▶ Written instruction
Output the material word for word. Leave each picture out.

▶ Items
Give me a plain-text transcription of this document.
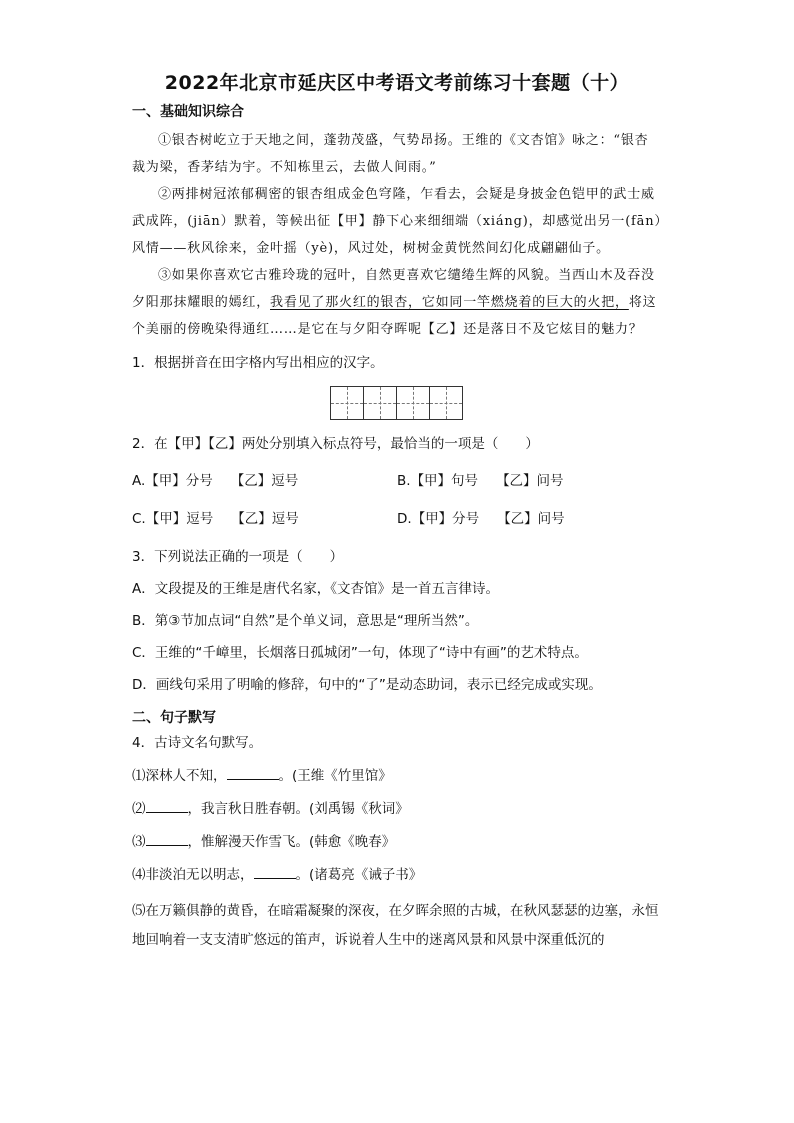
2022年北京市延庆区中考语文考前练习十套题（十）
一、基础知识综合

①银杏树屹立于天地之间，蓬勃茂盛，气势昂扬。王维的《文杏馆》咏之：“银杏裁为梁，香茅结为宇。不知栋里云，去做人间雨。”

②两排树冠浓郁稠密的银杏组成金色穹隆，乍看去，会疑是身披金色铠甲的武士威武成阵，(jiān）默着，等候出征【甲】静下心来细细端（xiáng)，却感觉出另一(fān）风情——秋风徐来，金叶摇（yè)，风过处，树树金黄恍然间幻化成翩翩仙子。

③如果你喜欢它古雅玲珑的冠叶，自然更喜欢它缱绻生辉的风貌。当西山木及吞没夕阳那抹耀眼的嫣红，我看见了那火红的银杏，它如同一竿燃烧着的巨大的火把，将这个美丽的傍晚染得通红……是它在与夕阳夺晖呢【乙】还是落日不及它炫目的魅力？

1．根据拼音在田字格内写出相应的汉字。

2．在【甲】【乙】两处分别填入标点符号，最恰当的一项是（　　）

A.【甲】分号 【乙】逗号	B.【甲】句号 【乙】问号
C.【甲】逗号 【乙】逗号	D.【甲】分号 【乙】问号

3．下列说法正确的一项是（　　）

A．文段提及的王维是唐代名家，《文杏馆》是一首五言律诗。

B．第③节加点词“自然”是个单义词，意思是“理所当然”。

C．王维的“千嶂里，长烟落日孤城闭”一句，体现了“诗中有画”的艺术特点。

D．画线句采用了明喻的修辞，句中的“了”是动态助词，表示已经完成或实现。

二、句子默写

4．古诗文名句默写。

⑴深林人不知，	。(王维《竹里馆》

⑵	，我言秋日胜春朝。(刘禹锡《秋词》

⑶	，惟解漫天作雪飞。(韩愈《晚春》

⑷非淡泊无以明志，	。(诸葛亮《诫子书》

⑸在万籁俱静的黄昏，在暗霜凝聚的深夜，在夕晖余照的古城，在秋风瑟瑟的边塞，永恒地回响着一支支清旷悠远的笛声，诉说着人生中的迷离风景和风景中深重低沉的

▶ Task solution
Give me a plain-text transcription of this document.
2022年北京市延庆区中考语文考前练习十套题（十）
一、基础知识综合

①银杏树屹立于天地之间，蓬勃茂盛，气势昂扬。王维的《文杏馆》咏之：“银杏裁为梁，香茅结为宇。不知栋里云，去做人间雨。”

②两排树冠浓郁稠密的银杏组成金色穹隆，乍看去，会疑是身披金色铠甲的武士威武成阵，(jiān）默着，等候出征【甲】静下心来细细端（xiáng)，却感觉出另一(fān）风情——秋风徐来，金叶摇（yè)，风过处，树树金黄恍然间幻化成翩翩仙子。

③如果你喜欢它古雅玲珑的冠叶，自然更喜欢它缱绻生辉的风貌。当西山木及吞没夕阳那抹耀眼的嫣红，我看见了那火红的银杏，它如同一竿燃烧着的巨大的火把，将这个美丽的傍晚染得通红……是它在与夕阳夺晖呢【乙】还是落日不及它炫目的魅力？

1．根据拼音在田字格内写出相应的汉字。

2．在【甲】【乙】两处分别填入标点符号，最恰当的一项是（　　）

A.【甲】分号 【乙】逗号	B.【甲】句号 【乙】问号
C.【甲】逗号 【乙】逗号	D.【甲】分号 【乙】问号

3．下列说法正确的一项是（　　）

A．文段提及的王维是唐代名家，《文杏馆》是一首五言律诗。

B．第③节加点词“自然”是个单义词，意思是“理所当然”。

C．王维的“千嶂里，长烟落日孤城闭”一句，体现了“诗中有画”的艺术特点。

D．画线句采用了明喻的修辞，句中的“了”是动态助词，表示已经完成或实现。

二、句子默写

4．古诗文名句默写。

⑴深林人不知，	。(王维《竹里馆》

⑵	，我言秋日胜春朝。(刘禹锡《秋词》

⑶	，惟解漫天作雪飞。(韩愈《晚春》

⑷非淡泊无以明志，	。(诸葛亮《诫子书》

⑸在万籁俱静的黄昏，在暗霜凝聚的深夜，在夕晖余照的古城，在秋风瑟瑟的边塞，永恒地回响着一支支清旷悠远的笛声，诉说着人生中的迷离风景和风景中深重低沉的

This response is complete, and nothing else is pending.